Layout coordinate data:
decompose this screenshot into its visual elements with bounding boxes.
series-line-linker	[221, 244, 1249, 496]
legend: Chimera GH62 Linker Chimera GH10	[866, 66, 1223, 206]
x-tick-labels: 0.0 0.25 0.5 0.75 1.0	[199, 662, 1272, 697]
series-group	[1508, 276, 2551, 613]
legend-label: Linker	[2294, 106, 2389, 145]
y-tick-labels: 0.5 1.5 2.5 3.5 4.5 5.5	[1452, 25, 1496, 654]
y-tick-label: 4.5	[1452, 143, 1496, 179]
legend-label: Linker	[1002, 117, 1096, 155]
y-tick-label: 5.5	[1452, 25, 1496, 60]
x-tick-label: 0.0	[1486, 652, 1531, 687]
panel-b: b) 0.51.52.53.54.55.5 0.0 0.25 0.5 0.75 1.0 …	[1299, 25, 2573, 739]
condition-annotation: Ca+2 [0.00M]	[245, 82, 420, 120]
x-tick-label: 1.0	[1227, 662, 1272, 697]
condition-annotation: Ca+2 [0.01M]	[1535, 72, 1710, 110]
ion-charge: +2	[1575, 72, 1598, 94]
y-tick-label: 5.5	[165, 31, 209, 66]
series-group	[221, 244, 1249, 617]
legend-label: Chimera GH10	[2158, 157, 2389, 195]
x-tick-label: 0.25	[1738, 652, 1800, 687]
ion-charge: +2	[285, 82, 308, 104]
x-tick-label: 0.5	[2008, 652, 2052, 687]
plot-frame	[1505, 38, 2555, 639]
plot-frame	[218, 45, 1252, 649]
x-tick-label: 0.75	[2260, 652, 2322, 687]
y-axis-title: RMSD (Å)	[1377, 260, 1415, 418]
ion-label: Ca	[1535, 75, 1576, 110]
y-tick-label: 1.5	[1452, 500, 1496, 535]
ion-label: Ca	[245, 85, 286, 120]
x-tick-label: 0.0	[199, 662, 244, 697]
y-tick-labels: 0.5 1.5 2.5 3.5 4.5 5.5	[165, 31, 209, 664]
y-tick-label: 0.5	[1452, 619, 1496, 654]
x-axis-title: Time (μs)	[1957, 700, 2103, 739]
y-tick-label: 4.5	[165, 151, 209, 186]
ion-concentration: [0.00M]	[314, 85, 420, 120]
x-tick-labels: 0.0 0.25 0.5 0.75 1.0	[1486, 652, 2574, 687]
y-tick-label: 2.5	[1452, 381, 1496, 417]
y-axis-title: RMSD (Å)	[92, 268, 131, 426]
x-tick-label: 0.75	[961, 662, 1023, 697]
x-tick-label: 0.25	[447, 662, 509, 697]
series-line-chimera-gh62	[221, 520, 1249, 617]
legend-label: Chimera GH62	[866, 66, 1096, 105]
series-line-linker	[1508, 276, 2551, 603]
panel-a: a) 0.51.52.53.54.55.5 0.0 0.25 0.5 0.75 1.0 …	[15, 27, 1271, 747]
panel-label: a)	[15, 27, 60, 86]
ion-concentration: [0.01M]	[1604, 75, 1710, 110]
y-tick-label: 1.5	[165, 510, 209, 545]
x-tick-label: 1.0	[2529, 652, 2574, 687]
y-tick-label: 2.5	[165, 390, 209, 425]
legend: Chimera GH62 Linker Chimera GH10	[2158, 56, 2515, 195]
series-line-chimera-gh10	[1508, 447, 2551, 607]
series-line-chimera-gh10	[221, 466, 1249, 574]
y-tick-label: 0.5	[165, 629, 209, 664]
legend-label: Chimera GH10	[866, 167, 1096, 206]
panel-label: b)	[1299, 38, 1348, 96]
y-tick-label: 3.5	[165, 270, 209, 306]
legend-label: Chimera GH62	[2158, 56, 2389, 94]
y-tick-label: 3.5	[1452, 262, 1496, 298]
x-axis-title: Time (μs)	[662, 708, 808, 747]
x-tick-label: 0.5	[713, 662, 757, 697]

GIVEN PROBLEM:
Reproduce every line of the material above word for word.

SOLUTION TO THIS PROBLEM:
decompose this screenshot into its visual elements with bounding boxes.
series-line-linker	[221, 244, 1249, 496]
legend: Chimera GH62 Linker Chimera GH10	[866, 66, 1223, 206]
x-tick-labels: 0.0 0.25 0.5 0.75 1.0	[199, 662, 1272, 697]
series-group	[1508, 276, 2551, 613]
legend-label: Linker	[2294, 106, 2389, 145]
y-tick-labels: 0.5 1.5 2.5 3.5 4.5 5.5	[1452, 25, 1496, 654]
y-tick-label: 4.5	[1452, 143, 1496, 179]
legend-label: Linker	[1002, 117, 1096, 155]
y-tick-label: 5.5	[1452, 25, 1496, 60]
x-tick-label: 0.0	[1486, 652, 1531, 687]
panel-b: b) 0.51.52.53.54.55.5 0.0 0.25 0.5 0.75 1.0 …	[1299, 25, 2573, 739]
condition-annotation: Ca+2 [0.00M]	[245, 82, 420, 120]
x-tick-label: 1.0	[1227, 662, 1272, 697]
condition-annotation: Ca+2 [0.01M]	[1535, 72, 1710, 110]
ion-charge: +2	[1575, 72, 1598, 94]
y-tick-label: 5.5	[165, 31, 209, 66]
series-group	[221, 244, 1249, 617]
legend-label: Chimera GH10	[2158, 157, 2389, 195]
x-tick-label: 0.25	[1738, 652, 1800, 687]
ion-charge: +2	[285, 82, 308, 104]
x-tick-label: 0.5	[2008, 652, 2052, 687]
plot-frame	[1505, 38, 2555, 639]
plot-frame	[218, 45, 1252, 649]
x-tick-label: 0.75	[2260, 652, 2322, 687]
y-axis-title: RMSD (Å)	[1377, 260, 1415, 418]
ion-label: Ca	[1535, 75, 1576, 110]
y-tick-label: 1.5	[1452, 500, 1496, 535]
ion-label: Ca	[245, 85, 286, 120]
x-tick-label: 0.0	[199, 662, 244, 697]
y-tick-labels: 0.5 1.5 2.5 3.5 4.5 5.5	[165, 31, 209, 664]
y-tick-label: 0.5	[1452, 619, 1496, 654]
x-axis-title: Time (μs)	[1957, 700, 2103, 739]
y-tick-label: 4.5	[165, 151, 209, 186]
ion-concentration: [0.00M]	[314, 85, 420, 120]
x-tick-labels: 0.0 0.25 0.5 0.75 1.0	[1486, 652, 2574, 687]
y-tick-label: 2.5	[1452, 381, 1496, 417]
y-axis-title: RMSD (Å)	[92, 268, 131, 426]
x-tick-label: 0.75	[961, 662, 1023, 697]
x-tick-label: 0.25	[447, 662, 509, 697]
series-line-chimera-gh62	[221, 520, 1249, 617]
legend-label: Chimera GH62	[866, 66, 1096, 105]
series-line-linker	[1508, 276, 2551, 603]
panel-a: a) 0.51.52.53.54.55.5 0.0 0.25 0.5 0.75 1.0 …	[15, 27, 1271, 747]
panel-label: a)	[15, 27, 60, 86]
ion-concentration: [0.01M]	[1604, 75, 1710, 110]
y-tick-label: 1.5	[165, 510, 209, 545]
x-tick-label: 1.0	[2529, 652, 2574, 687]
y-tick-label: 2.5	[165, 390, 209, 425]
legend: Chimera GH62 Linker Chimera GH10	[2158, 56, 2515, 195]
series-line-chimera-gh10	[1508, 447, 2551, 607]
series-line-chimera-gh10	[221, 466, 1249, 574]
y-tick-label: 0.5	[165, 629, 209, 664]
legend-label: Chimera GH10	[866, 167, 1096, 206]
panel-label: b)	[1299, 38, 1348, 96]
y-tick-label: 3.5	[165, 270, 209, 306]
legend-label: Chimera GH62	[2158, 56, 2389, 94]
y-tick-label: 3.5	[1452, 262, 1496, 298]
x-axis-title: Time (μs)	[662, 708, 808, 747]
x-tick-label: 0.5	[713, 662, 757, 697]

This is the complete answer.